Written exercise
Give every line of the material again, exactly as written.

Entries shown
[start]
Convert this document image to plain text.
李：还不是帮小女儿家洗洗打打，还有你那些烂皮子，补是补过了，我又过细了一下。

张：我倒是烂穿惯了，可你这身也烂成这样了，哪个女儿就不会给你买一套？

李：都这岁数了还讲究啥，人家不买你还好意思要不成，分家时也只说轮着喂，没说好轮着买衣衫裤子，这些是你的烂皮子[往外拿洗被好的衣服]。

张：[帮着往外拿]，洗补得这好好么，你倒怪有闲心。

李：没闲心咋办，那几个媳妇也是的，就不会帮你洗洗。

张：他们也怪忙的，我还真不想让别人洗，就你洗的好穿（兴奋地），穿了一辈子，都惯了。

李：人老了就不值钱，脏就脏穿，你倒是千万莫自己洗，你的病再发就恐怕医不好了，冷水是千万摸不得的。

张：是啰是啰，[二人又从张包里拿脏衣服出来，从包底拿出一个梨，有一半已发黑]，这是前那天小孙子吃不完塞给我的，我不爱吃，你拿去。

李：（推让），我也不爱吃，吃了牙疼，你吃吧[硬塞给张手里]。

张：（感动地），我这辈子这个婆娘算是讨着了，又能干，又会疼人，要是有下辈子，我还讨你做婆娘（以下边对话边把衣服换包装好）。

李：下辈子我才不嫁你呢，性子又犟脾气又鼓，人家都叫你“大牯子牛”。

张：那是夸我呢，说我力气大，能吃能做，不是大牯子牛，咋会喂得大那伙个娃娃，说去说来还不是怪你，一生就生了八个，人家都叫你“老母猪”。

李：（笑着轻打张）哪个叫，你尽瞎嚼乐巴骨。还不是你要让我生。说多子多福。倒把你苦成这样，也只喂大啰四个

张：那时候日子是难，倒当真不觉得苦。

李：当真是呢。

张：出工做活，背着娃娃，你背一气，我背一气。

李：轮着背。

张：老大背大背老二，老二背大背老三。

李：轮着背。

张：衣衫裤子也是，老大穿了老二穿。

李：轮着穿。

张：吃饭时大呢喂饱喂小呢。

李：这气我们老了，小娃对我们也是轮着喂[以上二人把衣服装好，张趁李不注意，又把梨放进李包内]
[end]
Full solution
Convert this document image to plain text.
李：还不是帮小女儿家洗洗打打，还有你那些烂皮子，补是补过了，我又过细了一下。

张：我倒是烂穿惯了，可你这身也烂成这样了，哪个女儿就不会给你买一套？

李：都这岁数了还讲究啥，人家不买你还好意思要不成，分家时也只说轮着喂，没说好轮着买衣衫裤子，这些是你的烂皮子[往外拿洗被好的衣服]。

张：[帮着往外拿]，洗补得这好好么，你倒怪有闲心。

李：没闲心咋办，那几个媳妇也是的，就不会帮你洗洗。

张：他们也怪忙的，我还真不想让别人洗，就你洗的好穿（兴奋地），穿了一辈子，都惯了。

李：人老了就不值钱，脏就脏穿，你倒是千万莫自己洗，你的病再发就恐怕医不好了，冷水是千万摸不得的。

张：是啰是啰，[二人又从张包里拿脏衣服出来，从包底拿出一个梨，有一半已发黑]，这是前那天小孙子吃不完塞给我的，我不爱吃，你拿去。

李：（推让），我也不爱吃，吃了牙疼，你吃吧[硬塞给张手里]。

张：（感动地），我这辈子这个婆娘算是讨着了，又能干，又会疼人，要是有下辈子，我还讨你做婆娘（以下边对话边把衣服换包装好）。

李：下辈子我才不嫁你呢，性子又犟脾气又鼓，人家都叫你“大牯子牛”。

张：那是夸我呢，说我力气大，能吃能做，不是大牯子牛，咋会喂得大那伙个娃娃，说去说来还不是怪你，一生就生了八个，人家都叫你“老母猪”。

李：（笑着轻打张）哪个叫，你尽瞎嚼乐巴骨。还不是你要让我生。说多子多福。倒把你苦成这样，也只喂大啰四个

张：那时候日子是难，倒当真不觉得苦。

李：当真是呢。

张：出工做活，背着娃娃，你背一气，我背一气。

李：轮着背。

张：老大背大背老二，老二背大背老三。

李：轮着背。

张：衣衫裤子也是，老大穿了老二穿。

李：轮着穿。

张：吃饭时大呢喂饱喂小呢。

李：这气我们老了，小娃对我们也是轮着喂[以上二人把衣服装好，张趁李不注意，又把梨放进李包内]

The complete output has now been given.